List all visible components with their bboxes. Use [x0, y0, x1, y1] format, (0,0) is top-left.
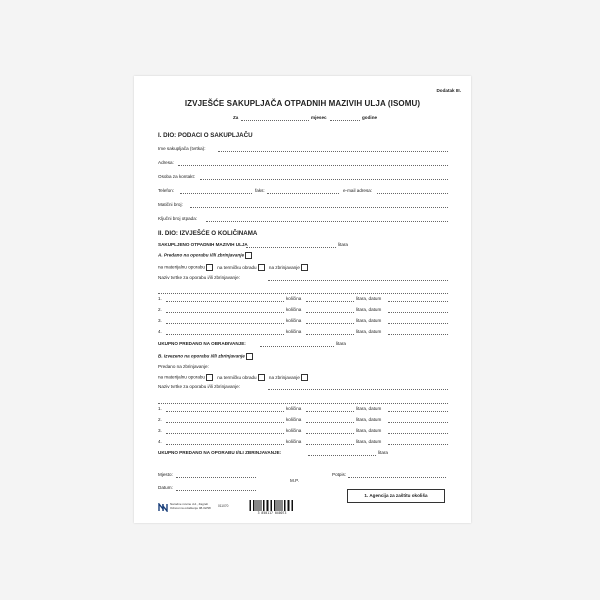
field-phone-input[interactable]	[180, 193, 252, 194]
section-a-row-4-name[interactable]	[166, 334, 284, 335]
section-b-company-label: Naziv tvrtke za oporabu i/ili zbrinjavanje:	[158, 384, 240, 389]
section-b-opt1-label: na materijalnu oporabu	[158, 374, 205, 380]
section-a-row-2-num: 2.	[158, 307, 162, 312]
field-name-label: Ime sakupljača (tvrtka):	[158, 146, 206, 151]
field-phone-label: Telefon:	[158, 188, 175, 193]
publisher-info	[170, 503, 211, 510]
footer-date-input[interactable]	[176, 490, 256, 491]
section-a-row-4-qty[interactable]	[306, 334, 354, 335]
section-b-row-2-qty-label: količina	[286, 417, 302, 422]
section-b-opt2-checkbox[interactable]	[258, 374, 265, 381]
period-za-field[interactable]	[241, 120, 309, 121]
appendix-label: Dodatak III.	[436, 88, 461, 93]
collected-input[interactable]	[246, 247, 336, 248]
field-fax-label: faks:	[255, 188, 265, 193]
section-a-opt2-checkbox[interactable]	[258, 264, 265, 271]
section-a-row-4-qty-label: količina	[286, 329, 302, 334]
section-b-total-label: UKUPNO PREDANO NA OPORABU I/ILI ZBRINJAVANJE:	[158, 450, 282, 455]
field-contact-label: Osoba za kontakt:	[158, 174, 196, 179]
section-b-sub-label: Predano na zbrinjavanje:	[158, 364, 209, 369]
section-a-opt3-checkbox[interactable]	[301, 264, 308, 271]
field-keyno-label: Ključni broj otpada:	[158, 216, 198, 221]
section-a-title-text: A. Predano na oporabu i/ili zbrinjavanje	[158, 252, 245, 258]
section-b-company-input-2[interactable]	[158, 403, 448, 404]
barcode-icon	[249, 500, 295, 511]
recipient-box	[347, 489, 445, 503]
section-a-company-input-2[interactable]	[158, 293, 448, 294]
field-regno-input[interactable]	[190, 207, 448, 208]
section-a-row-3-qty[interactable]	[306, 323, 354, 324]
form-title: IZVJEŠĆE SAKUPLJAČA OTPADNIH MAZIVIH ULJA (ISOMU)	[184, 99, 421, 108]
section-b-row-1-num: 1.	[158, 406, 162, 411]
section-b-row-4-qty-label: količina	[286, 439, 302, 444]
section-a-row-2-qty-label: količina	[286, 307, 302, 312]
field-fax-input[interactable]	[267, 193, 339, 194]
section-b-row-1-name[interactable]	[166, 411, 284, 412]
section-b-row-3-date-label: litara, datum	[356, 428, 382, 433]
section-b-row-2-date-label: litara, datum	[356, 417, 382, 422]
footer-signature-label: Potpis:	[332, 472, 347, 477]
form-code: 011070	[218, 504, 229, 508]
section-a-opt1-label: na materijalnu oporabu	[158, 264, 205, 270]
field-email-label: e-mail adresa:	[343, 188, 373, 193]
section-a-title	[158, 252, 252, 259]
field-address-label: Adresa:	[158, 160, 174, 165]
field-email-input[interactable]	[377, 193, 448, 194]
section-a-row-1-qty-label: količina	[286, 296, 302, 301]
section-a-row-2-name[interactable]	[166, 312, 284, 313]
section-a-row-2-date-label: litara, datum	[356, 307, 382, 312]
section-a-opt1-checkbox[interactable]	[206, 264, 213, 271]
section-a-total-label: UKUPNO PREDANO NA OBRAĐIVANJE:	[158, 341, 246, 346]
footer-signature-input[interactable]	[348, 477, 446, 478]
field-address-input[interactable]	[178, 165, 448, 166]
section-b-row-3-date[interactable]	[388, 433, 448, 434]
section-a-total-input[interactable]	[260, 346, 334, 347]
section-a-row-3-date-label: litara, datum	[356, 318, 382, 323]
section-b-total-input[interactable]	[308, 455, 376, 456]
section-b-row-4-date[interactable]	[388, 444, 448, 445]
section-a-row-1-date-label: litara, datum	[356, 296, 382, 301]
section-a-row-4-date-label: litara, datum	[356, 329, 382, 334]
publisher-logo-icon	[158, 503, 168, 512]
form-sheet	[134, 76, 471, 523]
publisher-line-2: Odnosi na ovlaštenje 08-02/98	[170, 505, 211, 510]
section-a-row-4-date[interactable]	[388, 334, 448, 335]
section-b-row-3-num: 3.	[158, 428, 162, 433]
field-contact-input[interactable]	[200, 179, 448, 180]
period-year-label: godine	[362, 115, 378, 120]
section-b-company-input[interactable]	[268, 389, 448, 390]
section-a-row-1-qty[interactable]	[306, 301, 354, 302]
section-b-opt1-checkbox[interactable]	[206, 374, 213, 381]
section-a-row-3-num: 3.	[158, 318, 162, 323]
collected-label: SAKUPLJENO OTPADNIH MAZIVIH ULJA	[158, 242, 248, 247]
section-a-row-3-date[interactable]	[388, 323, 448, 324]
section-a-company-input[interactable]	[268, 280, 448, 281]
section-a-options	[158, 264, 308, 271]
period-month-field[interactable]	[330, 120, 360, 121]
section-a-opt3-label: na zbrinjavanje	[268, 264, 300, 270]
field-regno-label: Matični broj:	[158, 202, 183, 207]
section-a-row-4-num: 4.	[158, 329, 162, 334]
section-b-row-4-date-label: litara, datum	[356, 439, 382, 444]
section-b-row-3-name[interactable]	[166, 433, 284, 434]
section-b-row-1-date[interactable]	[388, 411, 448, 412]
footer-stamp-label: M.P.	[290, 478, 299, 483]
section-b-row-2-name[interactable]	[166, 422, 284, 423]
publisher-line-1: Narodne novine d.d., Zagreb	[170, 502, 209, 506]
section-a-row-1-date[interactable]	[388, 301, 448, 302]
recipient-label: 1. Agencija za zaštitu okoliša	[364, 493, 428, 498]
field-keyno-input[interactable]	[206, 221, 448, 222]
section-a-row-1-name[interactable]	[166, 301, 284, 302]
section-b-options	[158, 374, 308, 381]
section-b-opt2-label: na termičku obradu	[217, 374, 257, 380]
collected-unit: litara	[338, 242, 348, 247]
footer-place-input[interactable]	[176, 477, 256, 478]
section-a-checkbox[interactable]	[245, 252, 252, 259]
section-b-row-1-qty-label: količina	[286, 406, 302, 411]
section-b-row-1-qty[interactable]	[306, 411, 354, 412]
section-b-title	[158, 353, 253, 360]
barcode-number: 3 850117 040073	[257, 511, 287, 515]
section-b-row-4-qty[interactable]	[306, 444, 354, 445]
section-a-company-label: Naziv tvrtke za oporabu i/ili zbrinjavanje:	[158, 275, 240, 280]
footer-date-label: Datum:	[158, 485, 173, 490]
section-a-total-unit: litara	[336, 341, 346, 346]
section-a-row-3-qty-label: količina	[286, 318, 302, 323]
section-b-row-4-num: 4.	[158, 439, 162, 444]
section-a-row-2-qty[interactable]	[306, 312, 354, 313]
section-a-opt2-label: na termičku obradu	[217, 264, 257, 270]
section-b-opt3-checkbox[interactable]	[301, 374, 308, 381]
section-b-row-3-qty[interactable]	[306, 433, 354, 434]
section-a-row-3-name[interactable]	[166, 323, 284, 324]
section-b-row-4-name[interactable]	[166, 444, 284, 445]
section-b-row-3-qty-label: količina	[286, 428, 302, 433]
period-month-label: mjesec	[311, 115, 327, 120]
footer-place-label: Mjesto:	[158, 472, 173, 477]
section-b-row-1-date-label: litara, datum	[356, 406, 382, 411]
section-b-checkbox[interactable]	[246, 353, 253, 360]
section-b-opt3-label: na zbrinjavanje	[268, 374, 300, 380]
section-b-total-unit: litara	[378, 450, 388, 455]
section-b-title-text: B. Izvezeno na oporabu i/ili zbrinjavanje	[158, 353, 245, 359]
section-a-row-2-date[interactable]	[388, 312, 448, 313]
section-b-row-2-num: 2.	[158, 417, 162, 422]
field-name-input[interactable]	[218, 151, 448, 152]
section-a-row-1-num: 1.	[158, 296, 162, 301]
period-za-label: Za	[233, 115, 239, 120]
part2-heading: II. DIO: IZVJEŠĆE O KOLIČINAMA	[158, 230, 258, 237]
part1-heading: I. DIO: PODACI O SAKUPLJAČU	[158, 132, 253, 139]
section-b-row-2-date[interactable]	[388, 422, 448, 423]
section-b-row-2-qty[interactable]	[306, 422, 354, 423]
****
» TASK OBJECTIVE:
Print every line from the line containing "193, 252, 194]" to the line containing "417, 302, 422]", both included, with no changes.

» EXERCISE OUTPUT:
field-phone-input[interactable]	[180, 193, 252, 194]
section-a-row-4-name[interactable]	[166, 334, 284, 335]
section-b-company-label: Naziv tvrtke za oporabu i/ili zbrinjavanje:	[158, 384, 240, 389]
section-b-opt1-label: na materijalnu oporabu	[158, 374, 205, 380]
section-a-row-2-num: 2.	[158, 307, 162, 312]
field-name-label: Ime sakupljača (tvrtka):	[158, 146, 206, 151]
field-phone-label: Telefon:	[158, 188, 175, 193]
publisher-info	[170, 503, 211, 510]
footer-date-input[interactable]	[176, 490, 256, 491]
section-a-row-4-qty[interactable]	[306, 334, 354, 335]
section-b-row-2-qty-label: količina	[286, 417, 302, 422]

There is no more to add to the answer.